### Work request
In the entries below, filter for the word "Pánka" and copy every matching line.

### Given data

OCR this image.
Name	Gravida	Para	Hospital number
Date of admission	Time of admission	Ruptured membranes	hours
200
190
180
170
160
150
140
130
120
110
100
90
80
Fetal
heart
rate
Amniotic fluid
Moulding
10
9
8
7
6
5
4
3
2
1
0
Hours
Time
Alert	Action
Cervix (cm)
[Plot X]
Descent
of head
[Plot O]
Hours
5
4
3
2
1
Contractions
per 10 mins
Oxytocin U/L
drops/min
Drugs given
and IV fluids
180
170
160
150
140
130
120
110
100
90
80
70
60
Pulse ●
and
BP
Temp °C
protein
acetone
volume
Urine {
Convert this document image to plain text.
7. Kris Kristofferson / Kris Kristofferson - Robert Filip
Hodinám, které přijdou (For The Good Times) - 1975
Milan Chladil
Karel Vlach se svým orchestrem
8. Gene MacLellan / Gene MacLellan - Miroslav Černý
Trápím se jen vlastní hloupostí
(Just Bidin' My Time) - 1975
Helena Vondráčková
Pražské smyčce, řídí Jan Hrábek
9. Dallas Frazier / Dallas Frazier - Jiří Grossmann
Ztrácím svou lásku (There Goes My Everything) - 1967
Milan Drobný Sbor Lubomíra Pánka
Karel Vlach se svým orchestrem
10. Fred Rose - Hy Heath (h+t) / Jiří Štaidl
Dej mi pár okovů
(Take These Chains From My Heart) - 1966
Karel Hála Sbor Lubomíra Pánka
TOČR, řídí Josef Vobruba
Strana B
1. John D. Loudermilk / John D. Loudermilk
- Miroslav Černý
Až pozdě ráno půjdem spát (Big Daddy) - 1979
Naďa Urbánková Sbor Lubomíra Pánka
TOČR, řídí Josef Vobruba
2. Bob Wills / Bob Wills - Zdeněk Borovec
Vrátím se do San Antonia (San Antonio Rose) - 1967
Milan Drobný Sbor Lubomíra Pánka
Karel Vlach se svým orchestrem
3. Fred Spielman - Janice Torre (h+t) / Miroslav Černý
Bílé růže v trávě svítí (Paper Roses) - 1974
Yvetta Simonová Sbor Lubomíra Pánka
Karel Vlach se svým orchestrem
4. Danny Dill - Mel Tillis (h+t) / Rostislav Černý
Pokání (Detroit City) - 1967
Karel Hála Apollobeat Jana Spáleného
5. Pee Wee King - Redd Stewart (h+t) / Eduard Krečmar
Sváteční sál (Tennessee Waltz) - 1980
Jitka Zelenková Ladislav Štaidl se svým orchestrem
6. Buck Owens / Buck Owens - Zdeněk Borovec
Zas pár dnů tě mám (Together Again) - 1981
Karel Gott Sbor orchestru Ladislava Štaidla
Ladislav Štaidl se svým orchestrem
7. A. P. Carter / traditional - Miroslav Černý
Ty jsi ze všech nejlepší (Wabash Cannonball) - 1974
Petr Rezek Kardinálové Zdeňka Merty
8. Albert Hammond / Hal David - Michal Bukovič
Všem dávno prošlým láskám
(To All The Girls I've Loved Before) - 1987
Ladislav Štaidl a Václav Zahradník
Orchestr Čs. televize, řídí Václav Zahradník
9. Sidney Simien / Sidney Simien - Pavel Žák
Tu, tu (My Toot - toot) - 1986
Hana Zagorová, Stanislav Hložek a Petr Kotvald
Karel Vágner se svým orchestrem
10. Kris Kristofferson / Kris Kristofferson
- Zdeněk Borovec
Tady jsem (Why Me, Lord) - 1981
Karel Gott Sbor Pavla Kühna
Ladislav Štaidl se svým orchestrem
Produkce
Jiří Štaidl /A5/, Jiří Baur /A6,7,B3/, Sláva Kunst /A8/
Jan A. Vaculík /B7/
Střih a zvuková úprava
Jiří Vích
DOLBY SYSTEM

* * *

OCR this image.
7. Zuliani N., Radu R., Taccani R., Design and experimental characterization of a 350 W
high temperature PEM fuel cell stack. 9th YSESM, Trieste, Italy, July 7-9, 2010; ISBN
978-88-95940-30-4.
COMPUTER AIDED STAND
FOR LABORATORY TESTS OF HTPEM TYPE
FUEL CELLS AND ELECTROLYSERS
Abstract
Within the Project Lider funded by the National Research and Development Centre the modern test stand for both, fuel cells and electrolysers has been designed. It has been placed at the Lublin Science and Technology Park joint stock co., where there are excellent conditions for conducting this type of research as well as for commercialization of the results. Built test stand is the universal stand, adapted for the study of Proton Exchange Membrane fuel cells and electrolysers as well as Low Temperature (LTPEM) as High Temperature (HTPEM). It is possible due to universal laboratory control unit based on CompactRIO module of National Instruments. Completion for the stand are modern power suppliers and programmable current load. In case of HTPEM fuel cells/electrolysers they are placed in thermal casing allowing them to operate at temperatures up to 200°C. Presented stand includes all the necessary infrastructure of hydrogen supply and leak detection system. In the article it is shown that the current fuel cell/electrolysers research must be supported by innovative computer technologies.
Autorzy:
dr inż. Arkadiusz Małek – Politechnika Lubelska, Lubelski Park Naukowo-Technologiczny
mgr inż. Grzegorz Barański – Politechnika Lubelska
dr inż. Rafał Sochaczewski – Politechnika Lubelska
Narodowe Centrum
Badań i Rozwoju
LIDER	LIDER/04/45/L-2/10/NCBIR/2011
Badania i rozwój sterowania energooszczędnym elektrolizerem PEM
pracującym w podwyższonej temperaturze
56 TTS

### Response area
Milan Drobný Sbor Lubomíra Pánka
Karel Hála Sbor Lubomíra Pánka
Naďa Urbánková Sbor Lubomíra Pánka
Milan Drobný Sbor Lubomíra Pánka
Yvetta Simonová Sbor Lubomíra Pánka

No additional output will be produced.